**TASK DESCRIPTION**
Locate each line holding the string "India" and copy it.

**RECORDED INFORMATION**

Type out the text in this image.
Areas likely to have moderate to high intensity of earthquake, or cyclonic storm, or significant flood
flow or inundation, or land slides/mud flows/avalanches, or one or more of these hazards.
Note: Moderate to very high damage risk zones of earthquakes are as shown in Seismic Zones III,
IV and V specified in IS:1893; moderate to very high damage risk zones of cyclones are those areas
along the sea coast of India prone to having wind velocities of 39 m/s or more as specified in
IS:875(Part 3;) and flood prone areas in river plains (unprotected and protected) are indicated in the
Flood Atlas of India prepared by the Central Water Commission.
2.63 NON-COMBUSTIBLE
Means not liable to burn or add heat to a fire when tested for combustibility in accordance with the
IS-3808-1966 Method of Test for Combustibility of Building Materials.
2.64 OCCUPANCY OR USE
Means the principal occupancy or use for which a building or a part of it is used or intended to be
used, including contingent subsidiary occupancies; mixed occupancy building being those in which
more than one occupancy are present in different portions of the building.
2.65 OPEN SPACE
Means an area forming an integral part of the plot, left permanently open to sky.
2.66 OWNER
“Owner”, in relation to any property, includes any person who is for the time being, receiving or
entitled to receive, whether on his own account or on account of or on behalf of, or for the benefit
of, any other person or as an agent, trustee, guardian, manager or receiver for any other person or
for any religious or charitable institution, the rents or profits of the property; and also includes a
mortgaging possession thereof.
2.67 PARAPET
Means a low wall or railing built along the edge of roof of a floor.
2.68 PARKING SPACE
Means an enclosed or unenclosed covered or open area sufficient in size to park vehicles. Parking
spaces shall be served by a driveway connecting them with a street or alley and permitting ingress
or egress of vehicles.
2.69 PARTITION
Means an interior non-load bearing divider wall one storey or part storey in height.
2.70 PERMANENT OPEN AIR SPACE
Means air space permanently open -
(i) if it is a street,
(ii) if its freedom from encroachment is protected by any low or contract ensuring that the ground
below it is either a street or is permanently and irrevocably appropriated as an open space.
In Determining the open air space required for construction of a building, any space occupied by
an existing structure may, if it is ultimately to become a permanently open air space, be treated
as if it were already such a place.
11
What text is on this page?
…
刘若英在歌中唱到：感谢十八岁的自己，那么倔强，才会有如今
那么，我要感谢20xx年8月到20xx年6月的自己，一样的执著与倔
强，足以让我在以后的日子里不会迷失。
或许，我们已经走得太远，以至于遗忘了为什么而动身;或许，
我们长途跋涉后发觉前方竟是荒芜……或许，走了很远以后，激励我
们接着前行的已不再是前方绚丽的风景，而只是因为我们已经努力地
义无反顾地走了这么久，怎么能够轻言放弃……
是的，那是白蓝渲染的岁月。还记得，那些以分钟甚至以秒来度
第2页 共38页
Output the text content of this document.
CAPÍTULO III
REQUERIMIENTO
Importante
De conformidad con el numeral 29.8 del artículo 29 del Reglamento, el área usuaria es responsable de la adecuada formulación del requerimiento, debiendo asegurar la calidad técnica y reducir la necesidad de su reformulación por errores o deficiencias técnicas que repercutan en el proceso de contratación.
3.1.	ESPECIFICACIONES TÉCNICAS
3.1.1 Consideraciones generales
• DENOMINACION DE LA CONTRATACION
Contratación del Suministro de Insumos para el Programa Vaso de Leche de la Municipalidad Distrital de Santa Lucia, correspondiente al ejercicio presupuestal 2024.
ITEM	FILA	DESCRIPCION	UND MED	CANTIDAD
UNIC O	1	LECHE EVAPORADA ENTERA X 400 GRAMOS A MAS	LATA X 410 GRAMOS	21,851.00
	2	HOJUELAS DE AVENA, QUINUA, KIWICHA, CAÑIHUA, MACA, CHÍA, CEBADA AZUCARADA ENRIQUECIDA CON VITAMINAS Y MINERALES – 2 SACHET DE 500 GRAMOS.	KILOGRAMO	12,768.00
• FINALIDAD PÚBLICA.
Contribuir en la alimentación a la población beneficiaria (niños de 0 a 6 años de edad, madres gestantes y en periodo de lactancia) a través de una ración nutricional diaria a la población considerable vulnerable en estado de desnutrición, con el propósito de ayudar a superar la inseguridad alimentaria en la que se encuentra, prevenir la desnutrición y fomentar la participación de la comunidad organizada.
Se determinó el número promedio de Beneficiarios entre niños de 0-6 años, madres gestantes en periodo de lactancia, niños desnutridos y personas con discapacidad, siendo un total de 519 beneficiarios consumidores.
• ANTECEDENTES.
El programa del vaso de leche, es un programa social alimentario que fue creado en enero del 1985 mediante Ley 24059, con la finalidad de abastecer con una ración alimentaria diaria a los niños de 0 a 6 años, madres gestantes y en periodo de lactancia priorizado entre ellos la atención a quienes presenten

**WORKED ANSWER**
along the sea coast of India prone to having wind velocities of 39 m/s or more as specified in
Flood Atlas of India prepared by the Central Water Commission.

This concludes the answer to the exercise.